Task
Select every line containing the word "Round" from the material, and copy those lines.

==== Data for this task

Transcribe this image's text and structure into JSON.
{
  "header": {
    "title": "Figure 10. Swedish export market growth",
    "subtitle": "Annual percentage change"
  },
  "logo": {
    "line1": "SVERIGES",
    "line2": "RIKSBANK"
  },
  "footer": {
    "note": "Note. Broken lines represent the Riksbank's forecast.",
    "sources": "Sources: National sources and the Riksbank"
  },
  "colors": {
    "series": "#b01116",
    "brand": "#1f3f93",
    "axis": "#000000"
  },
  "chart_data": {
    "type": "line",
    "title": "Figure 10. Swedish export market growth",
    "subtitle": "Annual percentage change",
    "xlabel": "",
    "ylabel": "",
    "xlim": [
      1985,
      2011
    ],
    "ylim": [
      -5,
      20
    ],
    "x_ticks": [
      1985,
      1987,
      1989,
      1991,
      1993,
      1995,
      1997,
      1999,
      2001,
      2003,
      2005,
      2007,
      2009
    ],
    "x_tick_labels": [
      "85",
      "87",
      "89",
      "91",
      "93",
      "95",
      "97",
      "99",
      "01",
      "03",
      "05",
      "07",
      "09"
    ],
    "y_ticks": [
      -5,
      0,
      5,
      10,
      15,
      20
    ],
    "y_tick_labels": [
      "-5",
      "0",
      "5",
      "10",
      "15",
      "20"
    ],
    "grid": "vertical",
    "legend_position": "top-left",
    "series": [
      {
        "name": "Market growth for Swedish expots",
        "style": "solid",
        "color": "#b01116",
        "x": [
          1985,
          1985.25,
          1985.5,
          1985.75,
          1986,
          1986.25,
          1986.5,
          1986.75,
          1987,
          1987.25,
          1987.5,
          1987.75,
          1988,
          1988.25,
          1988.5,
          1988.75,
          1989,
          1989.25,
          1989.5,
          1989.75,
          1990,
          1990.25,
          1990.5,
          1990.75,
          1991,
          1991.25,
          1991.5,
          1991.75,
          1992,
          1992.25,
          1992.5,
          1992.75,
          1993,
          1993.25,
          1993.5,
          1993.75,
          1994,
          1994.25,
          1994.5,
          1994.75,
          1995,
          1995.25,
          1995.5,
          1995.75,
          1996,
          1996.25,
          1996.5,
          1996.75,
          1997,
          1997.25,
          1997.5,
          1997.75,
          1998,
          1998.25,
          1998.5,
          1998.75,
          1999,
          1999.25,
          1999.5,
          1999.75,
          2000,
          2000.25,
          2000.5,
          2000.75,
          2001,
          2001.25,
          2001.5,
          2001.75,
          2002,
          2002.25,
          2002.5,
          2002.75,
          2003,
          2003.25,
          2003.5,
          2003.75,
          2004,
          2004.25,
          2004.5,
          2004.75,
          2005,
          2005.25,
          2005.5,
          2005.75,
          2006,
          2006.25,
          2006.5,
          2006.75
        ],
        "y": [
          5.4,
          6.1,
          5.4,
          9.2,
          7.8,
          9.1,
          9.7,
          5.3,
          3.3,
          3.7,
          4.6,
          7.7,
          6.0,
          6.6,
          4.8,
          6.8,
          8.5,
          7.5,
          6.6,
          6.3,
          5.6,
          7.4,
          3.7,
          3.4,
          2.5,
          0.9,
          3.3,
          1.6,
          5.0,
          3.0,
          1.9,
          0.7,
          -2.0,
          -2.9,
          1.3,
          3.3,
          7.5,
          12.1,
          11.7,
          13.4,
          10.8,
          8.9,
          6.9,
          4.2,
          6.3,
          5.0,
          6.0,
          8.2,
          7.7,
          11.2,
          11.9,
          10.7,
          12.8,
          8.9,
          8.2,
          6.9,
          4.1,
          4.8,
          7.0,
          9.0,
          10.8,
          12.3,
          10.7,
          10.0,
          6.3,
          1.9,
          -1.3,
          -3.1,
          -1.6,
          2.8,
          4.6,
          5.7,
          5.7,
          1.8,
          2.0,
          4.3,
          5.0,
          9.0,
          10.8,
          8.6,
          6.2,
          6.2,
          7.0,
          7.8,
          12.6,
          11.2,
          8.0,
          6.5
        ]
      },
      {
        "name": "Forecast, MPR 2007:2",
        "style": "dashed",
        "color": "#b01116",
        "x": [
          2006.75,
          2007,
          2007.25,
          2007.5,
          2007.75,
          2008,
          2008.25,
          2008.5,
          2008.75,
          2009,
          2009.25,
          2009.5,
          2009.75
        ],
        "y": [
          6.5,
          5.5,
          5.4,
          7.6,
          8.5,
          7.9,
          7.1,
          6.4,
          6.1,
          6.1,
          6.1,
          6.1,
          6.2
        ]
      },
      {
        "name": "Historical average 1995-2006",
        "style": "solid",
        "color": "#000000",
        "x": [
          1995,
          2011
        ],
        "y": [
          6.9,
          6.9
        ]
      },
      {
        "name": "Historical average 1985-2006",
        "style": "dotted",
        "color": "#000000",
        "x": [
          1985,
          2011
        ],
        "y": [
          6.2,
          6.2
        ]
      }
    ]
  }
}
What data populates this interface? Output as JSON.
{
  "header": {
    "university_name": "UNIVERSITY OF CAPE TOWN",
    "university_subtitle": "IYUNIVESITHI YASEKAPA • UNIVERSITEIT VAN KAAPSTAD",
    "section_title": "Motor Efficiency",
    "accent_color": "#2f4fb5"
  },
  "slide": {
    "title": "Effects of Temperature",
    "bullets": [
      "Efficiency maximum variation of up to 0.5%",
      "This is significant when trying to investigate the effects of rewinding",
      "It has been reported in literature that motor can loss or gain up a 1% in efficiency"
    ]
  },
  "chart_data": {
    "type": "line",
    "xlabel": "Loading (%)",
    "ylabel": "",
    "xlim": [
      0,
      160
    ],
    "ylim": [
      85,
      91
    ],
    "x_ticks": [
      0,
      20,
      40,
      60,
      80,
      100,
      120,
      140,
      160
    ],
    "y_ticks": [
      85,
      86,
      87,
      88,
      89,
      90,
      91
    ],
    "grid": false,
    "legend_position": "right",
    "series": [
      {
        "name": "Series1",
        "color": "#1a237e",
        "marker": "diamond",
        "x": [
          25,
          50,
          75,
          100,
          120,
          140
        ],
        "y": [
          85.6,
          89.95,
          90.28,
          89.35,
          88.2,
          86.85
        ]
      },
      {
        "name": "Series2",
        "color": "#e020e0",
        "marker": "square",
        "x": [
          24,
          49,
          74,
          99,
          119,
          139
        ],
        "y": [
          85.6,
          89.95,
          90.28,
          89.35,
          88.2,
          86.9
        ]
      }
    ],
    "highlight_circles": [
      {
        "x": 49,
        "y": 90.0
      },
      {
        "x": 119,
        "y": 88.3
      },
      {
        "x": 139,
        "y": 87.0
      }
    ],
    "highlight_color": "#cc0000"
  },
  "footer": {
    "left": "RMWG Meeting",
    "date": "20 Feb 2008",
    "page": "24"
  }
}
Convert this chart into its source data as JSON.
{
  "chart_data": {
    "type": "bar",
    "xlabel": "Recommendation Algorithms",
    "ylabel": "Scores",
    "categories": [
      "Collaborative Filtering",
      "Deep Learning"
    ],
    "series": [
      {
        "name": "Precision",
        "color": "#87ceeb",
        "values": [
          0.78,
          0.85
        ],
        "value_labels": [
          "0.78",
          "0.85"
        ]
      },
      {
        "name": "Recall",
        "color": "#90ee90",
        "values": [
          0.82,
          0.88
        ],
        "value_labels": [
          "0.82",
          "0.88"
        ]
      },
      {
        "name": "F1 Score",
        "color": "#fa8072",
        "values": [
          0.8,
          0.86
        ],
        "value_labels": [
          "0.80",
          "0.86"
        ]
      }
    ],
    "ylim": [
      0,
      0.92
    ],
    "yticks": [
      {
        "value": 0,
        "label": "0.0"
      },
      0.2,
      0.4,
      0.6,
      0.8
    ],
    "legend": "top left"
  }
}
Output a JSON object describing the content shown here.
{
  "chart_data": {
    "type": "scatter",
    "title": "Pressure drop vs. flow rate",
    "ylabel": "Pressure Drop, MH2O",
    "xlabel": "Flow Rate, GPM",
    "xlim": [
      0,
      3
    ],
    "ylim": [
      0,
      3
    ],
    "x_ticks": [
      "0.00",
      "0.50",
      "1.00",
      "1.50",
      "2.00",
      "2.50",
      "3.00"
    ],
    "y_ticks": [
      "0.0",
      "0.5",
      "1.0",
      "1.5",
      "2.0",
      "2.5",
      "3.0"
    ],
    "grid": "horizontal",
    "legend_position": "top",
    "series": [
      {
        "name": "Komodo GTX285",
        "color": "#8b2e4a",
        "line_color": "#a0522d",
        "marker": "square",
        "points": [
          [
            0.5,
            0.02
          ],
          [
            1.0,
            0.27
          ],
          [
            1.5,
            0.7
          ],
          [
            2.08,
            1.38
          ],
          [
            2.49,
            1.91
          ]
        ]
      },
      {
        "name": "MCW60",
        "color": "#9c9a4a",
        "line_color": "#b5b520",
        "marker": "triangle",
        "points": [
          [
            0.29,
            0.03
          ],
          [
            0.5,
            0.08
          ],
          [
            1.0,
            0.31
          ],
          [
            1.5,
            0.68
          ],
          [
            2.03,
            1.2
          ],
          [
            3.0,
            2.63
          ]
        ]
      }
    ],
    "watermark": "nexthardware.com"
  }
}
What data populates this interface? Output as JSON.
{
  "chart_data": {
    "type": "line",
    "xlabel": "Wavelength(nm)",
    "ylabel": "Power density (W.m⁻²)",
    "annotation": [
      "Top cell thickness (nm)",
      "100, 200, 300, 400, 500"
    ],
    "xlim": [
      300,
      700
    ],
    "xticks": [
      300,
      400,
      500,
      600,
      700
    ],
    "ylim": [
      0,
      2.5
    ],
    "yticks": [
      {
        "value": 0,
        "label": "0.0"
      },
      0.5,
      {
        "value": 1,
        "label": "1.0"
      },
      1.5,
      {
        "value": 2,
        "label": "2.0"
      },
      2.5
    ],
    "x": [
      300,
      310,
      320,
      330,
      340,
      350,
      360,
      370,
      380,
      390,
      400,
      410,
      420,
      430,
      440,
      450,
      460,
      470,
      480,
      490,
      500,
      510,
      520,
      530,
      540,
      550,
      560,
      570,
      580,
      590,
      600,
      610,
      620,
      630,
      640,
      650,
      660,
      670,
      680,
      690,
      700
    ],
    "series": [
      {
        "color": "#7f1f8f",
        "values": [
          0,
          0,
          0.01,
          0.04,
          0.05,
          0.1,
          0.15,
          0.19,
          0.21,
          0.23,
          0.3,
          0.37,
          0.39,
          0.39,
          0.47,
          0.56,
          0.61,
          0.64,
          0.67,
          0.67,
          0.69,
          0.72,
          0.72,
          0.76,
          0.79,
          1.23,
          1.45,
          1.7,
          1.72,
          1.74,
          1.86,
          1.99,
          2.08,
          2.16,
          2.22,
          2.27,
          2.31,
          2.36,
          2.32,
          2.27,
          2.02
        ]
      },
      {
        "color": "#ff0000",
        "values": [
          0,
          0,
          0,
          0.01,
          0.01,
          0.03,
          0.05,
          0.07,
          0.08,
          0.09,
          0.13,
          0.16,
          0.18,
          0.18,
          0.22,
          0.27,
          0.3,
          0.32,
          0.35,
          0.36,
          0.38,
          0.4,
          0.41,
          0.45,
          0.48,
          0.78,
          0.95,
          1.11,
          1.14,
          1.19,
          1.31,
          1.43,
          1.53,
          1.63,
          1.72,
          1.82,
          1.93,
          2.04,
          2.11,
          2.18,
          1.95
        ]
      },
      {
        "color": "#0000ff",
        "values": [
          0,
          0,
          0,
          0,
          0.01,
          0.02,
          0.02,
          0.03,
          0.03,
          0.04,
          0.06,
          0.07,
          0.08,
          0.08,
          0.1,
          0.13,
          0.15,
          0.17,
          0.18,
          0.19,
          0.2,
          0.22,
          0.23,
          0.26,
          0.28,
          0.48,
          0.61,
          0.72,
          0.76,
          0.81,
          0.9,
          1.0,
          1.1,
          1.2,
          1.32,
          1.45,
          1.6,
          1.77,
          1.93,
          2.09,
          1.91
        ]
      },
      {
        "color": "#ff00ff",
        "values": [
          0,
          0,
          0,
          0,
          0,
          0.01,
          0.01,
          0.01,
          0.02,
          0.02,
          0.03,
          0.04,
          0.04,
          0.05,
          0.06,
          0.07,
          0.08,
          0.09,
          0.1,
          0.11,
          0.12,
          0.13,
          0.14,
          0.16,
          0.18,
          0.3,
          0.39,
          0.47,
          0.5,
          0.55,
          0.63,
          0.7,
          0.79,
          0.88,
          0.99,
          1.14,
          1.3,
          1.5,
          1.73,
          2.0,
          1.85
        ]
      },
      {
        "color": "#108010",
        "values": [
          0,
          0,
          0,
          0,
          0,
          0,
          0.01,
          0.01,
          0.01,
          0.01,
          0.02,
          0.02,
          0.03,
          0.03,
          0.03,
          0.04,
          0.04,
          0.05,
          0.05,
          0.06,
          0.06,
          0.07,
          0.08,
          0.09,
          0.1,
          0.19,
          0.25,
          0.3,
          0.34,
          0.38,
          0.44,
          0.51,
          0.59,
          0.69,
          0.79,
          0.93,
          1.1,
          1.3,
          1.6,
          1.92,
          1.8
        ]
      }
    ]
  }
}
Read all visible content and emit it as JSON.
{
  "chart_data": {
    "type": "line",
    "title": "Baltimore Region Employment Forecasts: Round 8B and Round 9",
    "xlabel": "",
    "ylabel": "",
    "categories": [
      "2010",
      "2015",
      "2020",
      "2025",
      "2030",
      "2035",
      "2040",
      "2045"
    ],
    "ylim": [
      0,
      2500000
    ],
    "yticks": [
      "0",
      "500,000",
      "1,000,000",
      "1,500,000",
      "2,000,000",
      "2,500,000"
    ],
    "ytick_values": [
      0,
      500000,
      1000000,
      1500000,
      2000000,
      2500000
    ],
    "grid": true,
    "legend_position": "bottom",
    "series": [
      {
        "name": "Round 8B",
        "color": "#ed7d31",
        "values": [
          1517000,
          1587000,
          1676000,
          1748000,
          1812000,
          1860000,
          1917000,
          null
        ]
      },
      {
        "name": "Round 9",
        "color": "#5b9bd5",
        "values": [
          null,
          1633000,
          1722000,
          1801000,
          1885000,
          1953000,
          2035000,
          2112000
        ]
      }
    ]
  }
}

========

Response
    "title": "Baltimore Region Employment Forecasts: Round 8B and Round 9",
        "name": "Round 8B",
        "name": "Round 9",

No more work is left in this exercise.